Provide an exact copy of the data, excluding the images.

================================

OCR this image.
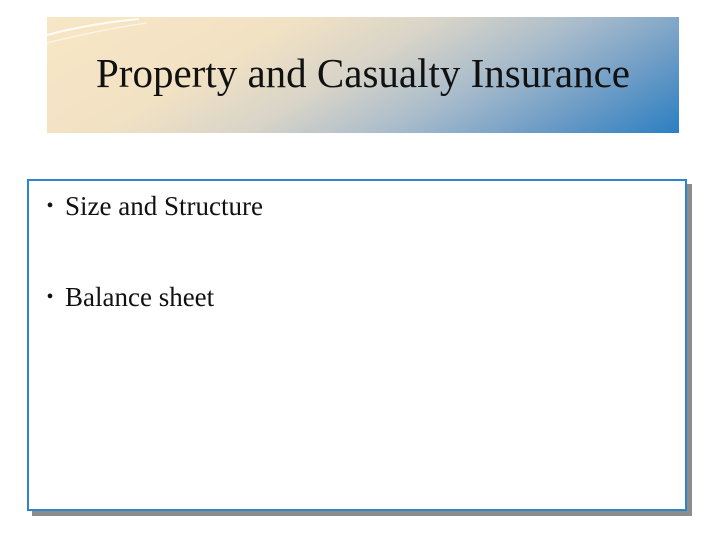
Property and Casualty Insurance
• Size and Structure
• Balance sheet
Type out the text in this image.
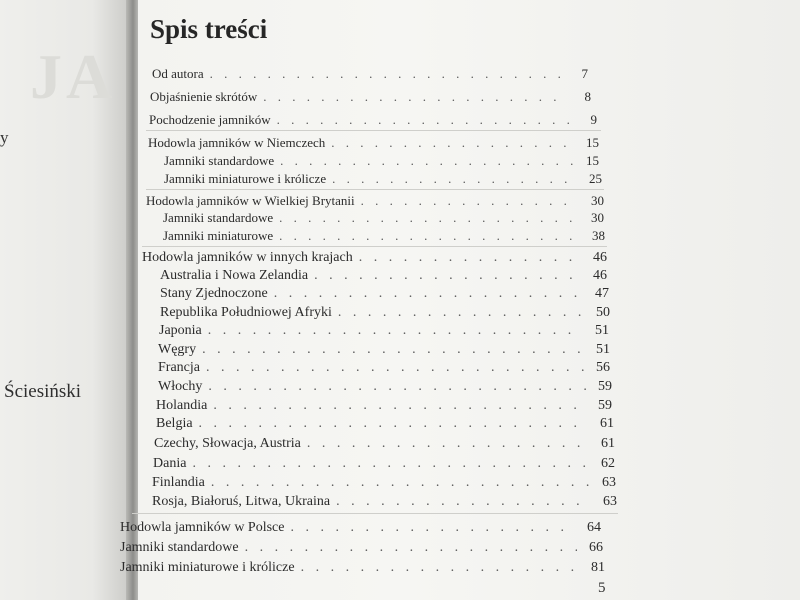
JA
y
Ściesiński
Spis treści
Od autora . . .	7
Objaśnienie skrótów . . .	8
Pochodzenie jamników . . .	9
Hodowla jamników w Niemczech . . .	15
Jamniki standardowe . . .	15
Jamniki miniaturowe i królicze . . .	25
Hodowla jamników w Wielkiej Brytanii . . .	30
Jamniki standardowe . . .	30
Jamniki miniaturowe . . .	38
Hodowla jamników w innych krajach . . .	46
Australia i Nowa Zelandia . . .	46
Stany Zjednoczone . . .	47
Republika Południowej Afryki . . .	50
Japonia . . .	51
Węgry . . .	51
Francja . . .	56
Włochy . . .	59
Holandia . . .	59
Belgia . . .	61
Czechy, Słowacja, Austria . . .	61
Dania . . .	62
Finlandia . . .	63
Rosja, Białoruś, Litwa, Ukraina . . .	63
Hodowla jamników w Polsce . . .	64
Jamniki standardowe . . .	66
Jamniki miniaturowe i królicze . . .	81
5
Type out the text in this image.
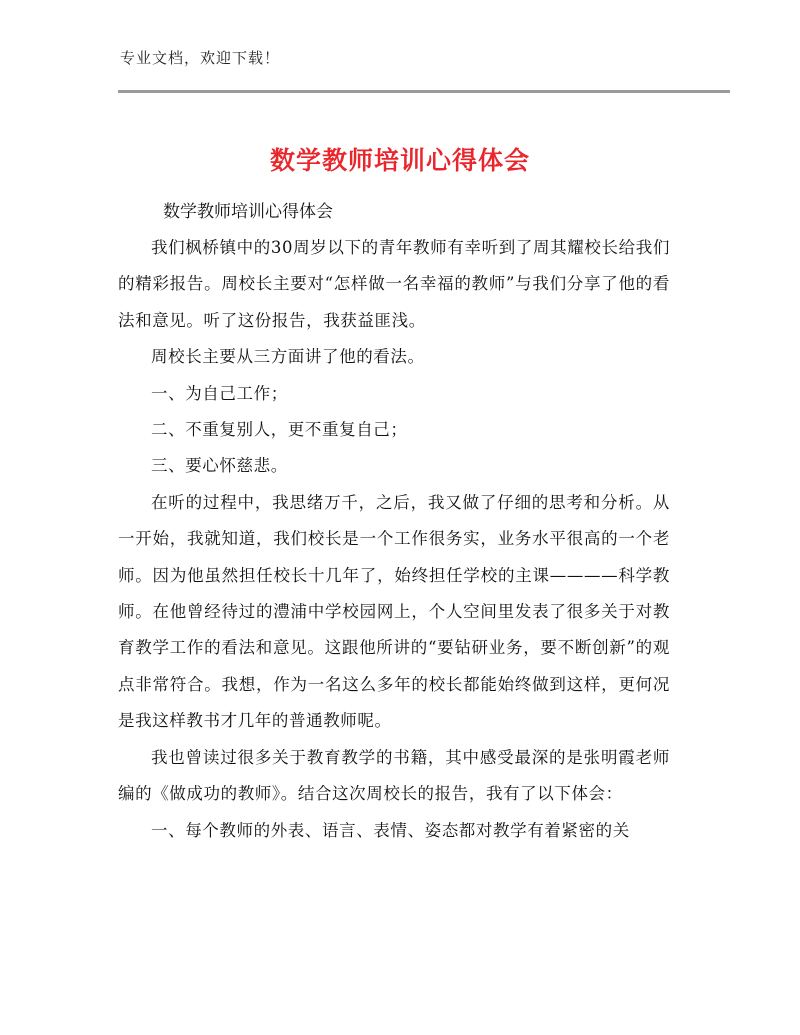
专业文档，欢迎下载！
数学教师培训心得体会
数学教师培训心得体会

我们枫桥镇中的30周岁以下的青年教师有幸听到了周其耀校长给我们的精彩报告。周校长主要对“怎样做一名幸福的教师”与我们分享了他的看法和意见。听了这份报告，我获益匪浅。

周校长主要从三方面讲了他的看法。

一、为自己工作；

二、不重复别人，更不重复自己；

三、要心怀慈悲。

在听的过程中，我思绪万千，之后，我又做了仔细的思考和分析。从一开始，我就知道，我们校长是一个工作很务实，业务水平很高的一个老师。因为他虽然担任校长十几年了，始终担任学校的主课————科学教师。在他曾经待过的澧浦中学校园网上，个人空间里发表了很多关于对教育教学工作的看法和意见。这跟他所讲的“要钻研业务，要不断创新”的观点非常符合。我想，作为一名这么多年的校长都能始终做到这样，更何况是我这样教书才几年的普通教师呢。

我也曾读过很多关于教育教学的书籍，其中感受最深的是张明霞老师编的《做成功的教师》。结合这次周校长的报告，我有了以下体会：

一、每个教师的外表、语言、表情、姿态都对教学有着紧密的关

================================

▶ THE RESULT
OCR this image.
Property and Casualty Insurance
• Size and Structure
• Balance sheet
Type out the text in this image.
JA
y
Ściesiński
Spis treści
Od autora . . .	7
Objaśnienie skrótów . . .	8
Pochodzenie jamników . . .	9
Hodowla jamników w Niemczech . . .	15
Jamniki standardowe . . .	15
Jamniki miniaturowe i królicze . . .	25
Hodowla jamników w Wielkiej Brytanii . . .	30
Jamniki standardowe . . .	30
Jamniki miniaturowe . . .	38
Hodowla jamników w innych krajach . . .	46
Australia i Nowa Zelandia . . .	46
Stany Zjednoczone . . .	47
Republika Południowej Afryki . . .	50
Japonia . . .	51
Węgry . . .	51
Francja . . .	56
Włochy . . .	59
Holandia . . .	59
Belgia . . .	61
Czechy, Słowacja, Austria . . .	61
Dania . . .	62
Finlandia . . .	63
Rosja, Białoruś, Litwa, Ukraina . . .	63
Hodowla jamników w Polsce . . .	64
Jamniki standardowe . . .	66
Jamniki miniaturowe i królicze . . .	81
5
Type out the text in this image.
专业文档，欢迎下载！
数学教师培训心得体会
数学教师培训心得体会

我们枫桥镇中的30周岁以下的青年教师有幸听到了周其耀校长给我们的精彩报告。周校长主要对“怎样做一名幸福的教师”与我们分享了他的看法和意见。听了这份报告，我获益匪浅。

周校长主要从三方面讲了他的看法。

一、为自己工作；

二、不重复别人，更不重复自己；

三、要心怀慈悲。

在听的过程中，我思绪万千，之后，我又做了仔细的思考和分析。从一开始，我就知道，我们校长是一个工作很务实，业务水平很高的一个老师。因为他虽然担任校长十几年了，始终担任学校的主课————科学教师。在他曾经待过的澧浦中学校园网上，个人空间里发表了很多关于对教育教学工作的看法和意见。这跟他所讲的“要钻研业务，要不断创新”的观点非常符合。我想，作为一名这么多年的校长都能始终做到这样，更何况是我这样教书才几年的普通教师呢。

我也曾读过很多关于教育教学的书籍，其中感受最深的是张明霞老师编的《做成功的教师》。结合这次周校长的报告，我有了以下体会：

一、每个教师的外表、语言、表情、姿态都对教学有着紧密的关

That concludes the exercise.